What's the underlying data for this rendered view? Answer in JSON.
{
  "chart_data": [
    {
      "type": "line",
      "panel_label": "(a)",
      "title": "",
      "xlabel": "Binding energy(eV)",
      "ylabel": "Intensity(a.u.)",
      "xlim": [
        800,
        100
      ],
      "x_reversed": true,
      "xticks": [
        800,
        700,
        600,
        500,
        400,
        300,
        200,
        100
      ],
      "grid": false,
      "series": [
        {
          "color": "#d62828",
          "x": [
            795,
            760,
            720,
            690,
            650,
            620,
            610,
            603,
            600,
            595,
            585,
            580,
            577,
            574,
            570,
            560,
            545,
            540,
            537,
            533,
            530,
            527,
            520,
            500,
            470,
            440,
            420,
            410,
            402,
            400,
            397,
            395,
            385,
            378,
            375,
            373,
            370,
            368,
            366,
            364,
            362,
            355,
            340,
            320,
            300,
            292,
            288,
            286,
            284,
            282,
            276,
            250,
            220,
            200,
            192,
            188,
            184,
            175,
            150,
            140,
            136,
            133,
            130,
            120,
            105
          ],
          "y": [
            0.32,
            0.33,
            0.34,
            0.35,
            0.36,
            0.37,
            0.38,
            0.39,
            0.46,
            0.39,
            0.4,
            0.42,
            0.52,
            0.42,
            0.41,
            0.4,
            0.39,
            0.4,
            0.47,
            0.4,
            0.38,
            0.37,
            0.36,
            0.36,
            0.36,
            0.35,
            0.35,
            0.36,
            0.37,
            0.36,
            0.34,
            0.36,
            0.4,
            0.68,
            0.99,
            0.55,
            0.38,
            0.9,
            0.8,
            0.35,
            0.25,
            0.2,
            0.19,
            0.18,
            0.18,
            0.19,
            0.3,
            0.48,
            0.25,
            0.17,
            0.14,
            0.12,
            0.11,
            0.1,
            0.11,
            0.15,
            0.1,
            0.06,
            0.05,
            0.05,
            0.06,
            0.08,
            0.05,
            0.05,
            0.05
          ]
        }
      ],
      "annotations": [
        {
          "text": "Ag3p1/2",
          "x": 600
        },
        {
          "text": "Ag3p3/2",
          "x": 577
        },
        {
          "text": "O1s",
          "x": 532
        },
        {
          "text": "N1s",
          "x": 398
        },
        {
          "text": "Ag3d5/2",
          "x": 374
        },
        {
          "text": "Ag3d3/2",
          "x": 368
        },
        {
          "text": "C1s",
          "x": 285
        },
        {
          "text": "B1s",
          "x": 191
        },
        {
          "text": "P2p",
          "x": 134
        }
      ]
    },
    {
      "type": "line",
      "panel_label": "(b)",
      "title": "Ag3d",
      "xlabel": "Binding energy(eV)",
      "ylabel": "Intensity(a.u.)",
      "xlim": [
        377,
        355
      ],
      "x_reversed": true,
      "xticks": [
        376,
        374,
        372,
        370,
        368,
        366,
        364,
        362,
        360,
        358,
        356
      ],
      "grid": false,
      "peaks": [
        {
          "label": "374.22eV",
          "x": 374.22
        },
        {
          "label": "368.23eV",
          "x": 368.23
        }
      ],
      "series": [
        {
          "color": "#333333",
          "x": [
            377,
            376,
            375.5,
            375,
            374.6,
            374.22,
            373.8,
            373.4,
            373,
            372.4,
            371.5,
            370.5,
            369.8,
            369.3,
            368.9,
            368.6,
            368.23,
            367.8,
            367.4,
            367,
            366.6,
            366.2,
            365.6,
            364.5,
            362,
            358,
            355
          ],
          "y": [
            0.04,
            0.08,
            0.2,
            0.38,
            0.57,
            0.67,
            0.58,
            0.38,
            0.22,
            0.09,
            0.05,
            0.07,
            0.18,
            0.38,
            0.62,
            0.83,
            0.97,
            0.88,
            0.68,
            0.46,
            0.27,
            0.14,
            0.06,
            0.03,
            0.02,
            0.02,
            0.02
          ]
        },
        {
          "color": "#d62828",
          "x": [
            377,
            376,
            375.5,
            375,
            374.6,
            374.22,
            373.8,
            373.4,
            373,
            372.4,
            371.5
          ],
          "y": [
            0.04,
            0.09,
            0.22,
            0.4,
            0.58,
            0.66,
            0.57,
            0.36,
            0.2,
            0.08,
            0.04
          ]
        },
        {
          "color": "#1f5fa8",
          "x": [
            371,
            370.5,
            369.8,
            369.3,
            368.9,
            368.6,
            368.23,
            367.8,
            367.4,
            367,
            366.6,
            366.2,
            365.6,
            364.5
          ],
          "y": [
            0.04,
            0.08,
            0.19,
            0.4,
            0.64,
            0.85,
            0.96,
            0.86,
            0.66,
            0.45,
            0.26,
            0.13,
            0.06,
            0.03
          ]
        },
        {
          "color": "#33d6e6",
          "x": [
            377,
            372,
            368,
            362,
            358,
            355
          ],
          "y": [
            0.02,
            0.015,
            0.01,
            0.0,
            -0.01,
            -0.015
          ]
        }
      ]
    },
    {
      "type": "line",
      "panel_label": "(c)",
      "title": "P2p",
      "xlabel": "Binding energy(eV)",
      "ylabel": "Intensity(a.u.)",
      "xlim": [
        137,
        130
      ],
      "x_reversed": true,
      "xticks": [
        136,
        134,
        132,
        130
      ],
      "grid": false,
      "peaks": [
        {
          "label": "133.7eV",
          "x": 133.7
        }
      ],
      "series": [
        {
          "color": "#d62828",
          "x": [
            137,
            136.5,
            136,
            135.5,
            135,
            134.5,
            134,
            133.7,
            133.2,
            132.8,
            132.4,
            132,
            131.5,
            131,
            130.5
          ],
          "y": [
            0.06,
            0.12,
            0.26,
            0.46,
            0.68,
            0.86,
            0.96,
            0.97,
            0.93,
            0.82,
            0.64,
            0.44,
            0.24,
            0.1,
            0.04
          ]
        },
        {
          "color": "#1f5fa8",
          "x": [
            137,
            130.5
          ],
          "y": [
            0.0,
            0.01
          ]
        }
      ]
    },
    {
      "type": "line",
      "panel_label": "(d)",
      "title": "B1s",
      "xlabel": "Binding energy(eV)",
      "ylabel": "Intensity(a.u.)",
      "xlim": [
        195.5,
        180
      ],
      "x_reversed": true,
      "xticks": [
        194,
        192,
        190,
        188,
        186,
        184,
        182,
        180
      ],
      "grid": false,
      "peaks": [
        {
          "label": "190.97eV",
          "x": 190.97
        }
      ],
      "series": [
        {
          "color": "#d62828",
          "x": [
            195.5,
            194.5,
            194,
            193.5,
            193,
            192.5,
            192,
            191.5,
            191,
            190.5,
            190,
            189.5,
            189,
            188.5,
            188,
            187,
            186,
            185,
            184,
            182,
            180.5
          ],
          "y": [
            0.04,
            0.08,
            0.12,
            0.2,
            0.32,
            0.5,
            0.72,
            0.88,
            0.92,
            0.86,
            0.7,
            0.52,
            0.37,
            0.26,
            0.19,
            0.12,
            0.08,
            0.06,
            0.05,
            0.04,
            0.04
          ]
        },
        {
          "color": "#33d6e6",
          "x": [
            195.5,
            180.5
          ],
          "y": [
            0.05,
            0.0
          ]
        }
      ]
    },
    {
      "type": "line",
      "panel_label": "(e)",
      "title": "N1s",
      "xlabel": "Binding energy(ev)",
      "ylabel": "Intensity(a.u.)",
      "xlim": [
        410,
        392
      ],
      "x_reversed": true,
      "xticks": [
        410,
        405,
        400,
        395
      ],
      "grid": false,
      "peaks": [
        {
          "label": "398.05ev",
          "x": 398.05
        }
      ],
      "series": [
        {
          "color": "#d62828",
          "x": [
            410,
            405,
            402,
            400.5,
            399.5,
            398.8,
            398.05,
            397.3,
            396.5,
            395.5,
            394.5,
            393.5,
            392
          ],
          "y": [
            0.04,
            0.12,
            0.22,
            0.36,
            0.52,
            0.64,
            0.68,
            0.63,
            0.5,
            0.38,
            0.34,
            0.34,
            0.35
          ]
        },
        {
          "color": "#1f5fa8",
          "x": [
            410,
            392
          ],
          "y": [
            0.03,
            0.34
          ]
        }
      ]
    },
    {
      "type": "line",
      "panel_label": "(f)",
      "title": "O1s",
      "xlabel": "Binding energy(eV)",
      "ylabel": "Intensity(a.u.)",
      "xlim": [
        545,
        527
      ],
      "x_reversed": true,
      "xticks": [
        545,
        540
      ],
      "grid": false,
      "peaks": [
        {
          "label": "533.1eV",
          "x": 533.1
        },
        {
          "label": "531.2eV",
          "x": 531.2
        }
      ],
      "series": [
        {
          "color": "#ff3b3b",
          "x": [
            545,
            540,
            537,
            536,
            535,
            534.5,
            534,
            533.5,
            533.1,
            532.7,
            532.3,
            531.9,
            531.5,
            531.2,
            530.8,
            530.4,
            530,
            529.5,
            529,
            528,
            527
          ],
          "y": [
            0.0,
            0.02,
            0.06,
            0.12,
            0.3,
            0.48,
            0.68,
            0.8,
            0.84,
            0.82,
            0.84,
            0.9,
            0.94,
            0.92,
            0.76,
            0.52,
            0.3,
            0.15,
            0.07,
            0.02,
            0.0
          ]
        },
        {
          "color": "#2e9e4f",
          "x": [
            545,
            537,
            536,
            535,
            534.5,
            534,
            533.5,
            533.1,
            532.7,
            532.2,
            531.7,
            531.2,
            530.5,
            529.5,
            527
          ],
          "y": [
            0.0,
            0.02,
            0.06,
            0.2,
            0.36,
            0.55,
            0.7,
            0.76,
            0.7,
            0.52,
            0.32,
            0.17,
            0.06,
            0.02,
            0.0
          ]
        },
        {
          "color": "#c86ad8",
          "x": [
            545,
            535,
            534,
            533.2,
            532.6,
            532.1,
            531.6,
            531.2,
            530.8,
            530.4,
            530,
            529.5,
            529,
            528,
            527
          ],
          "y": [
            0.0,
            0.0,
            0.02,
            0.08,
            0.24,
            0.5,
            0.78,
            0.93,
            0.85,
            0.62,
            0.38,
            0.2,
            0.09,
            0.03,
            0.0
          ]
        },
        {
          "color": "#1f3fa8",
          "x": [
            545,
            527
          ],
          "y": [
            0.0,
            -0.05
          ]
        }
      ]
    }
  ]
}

···

## Exercise:
Return all lines of the material above in which the word "title" occurs.

## Full output:
      "title": "",
      "title": "Ag3d",
      "title": "P2p",
      "title": "B1s",
      "title": "N1s",
      "title": "O1s",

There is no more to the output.